**DATA FOR PROCESSING**

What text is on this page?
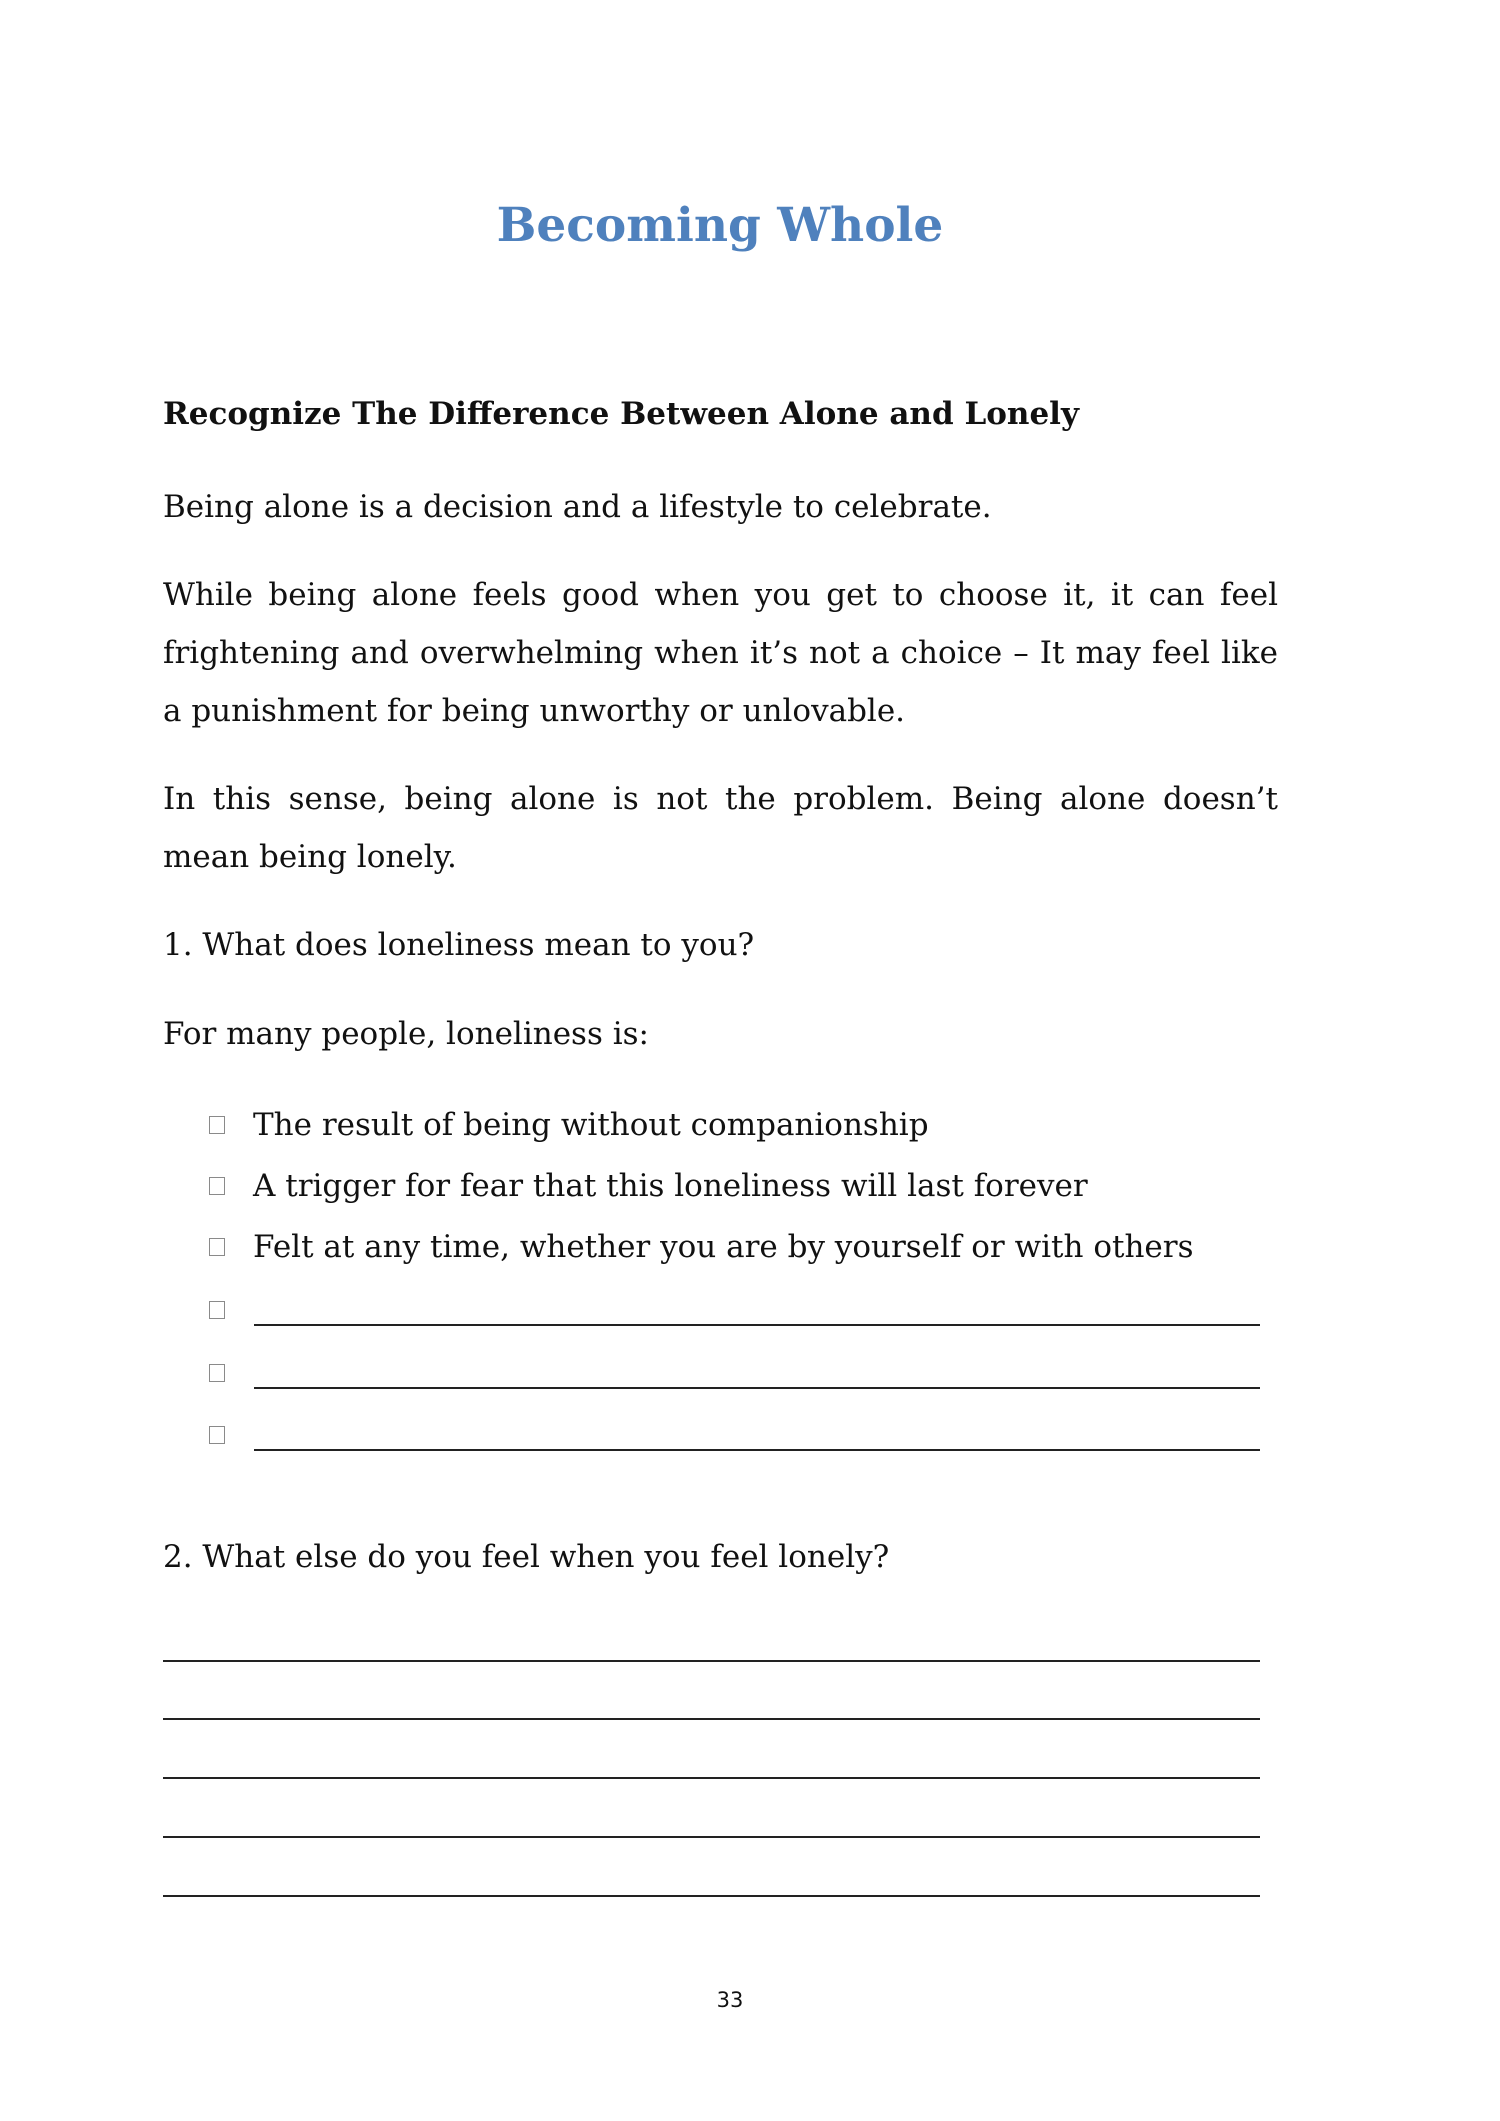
Becoming Whole
Recognize The Difference Between Alone and Lonely
Being alone is a decision and a lifestyle to celebrate.
While being alone feels good when you get to choose it, it can feel frightening and overwhelming when it’s not a choice – It may feel like a punishment for being unworthy or unlovable.
In this sense, being alone is not the problem. Being alone doesn’t mean being lonely.
1. What does loneliness mean to you?
For many people, loneliness is:
The result of being without companionship
A trigger for fear that this loneliness will last forever
Felt at any time, whether you are by yourself or with others
2. What else do you feel when you feel lonely?
33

**OBJECTIVE**
Report every line containing the word "mean" from the listing above.

**EXPECTED ANSWER**
In this sense, being alone is not the problem. Being alone doesn’t mean being lonely.
1. What does loneliness mean to you?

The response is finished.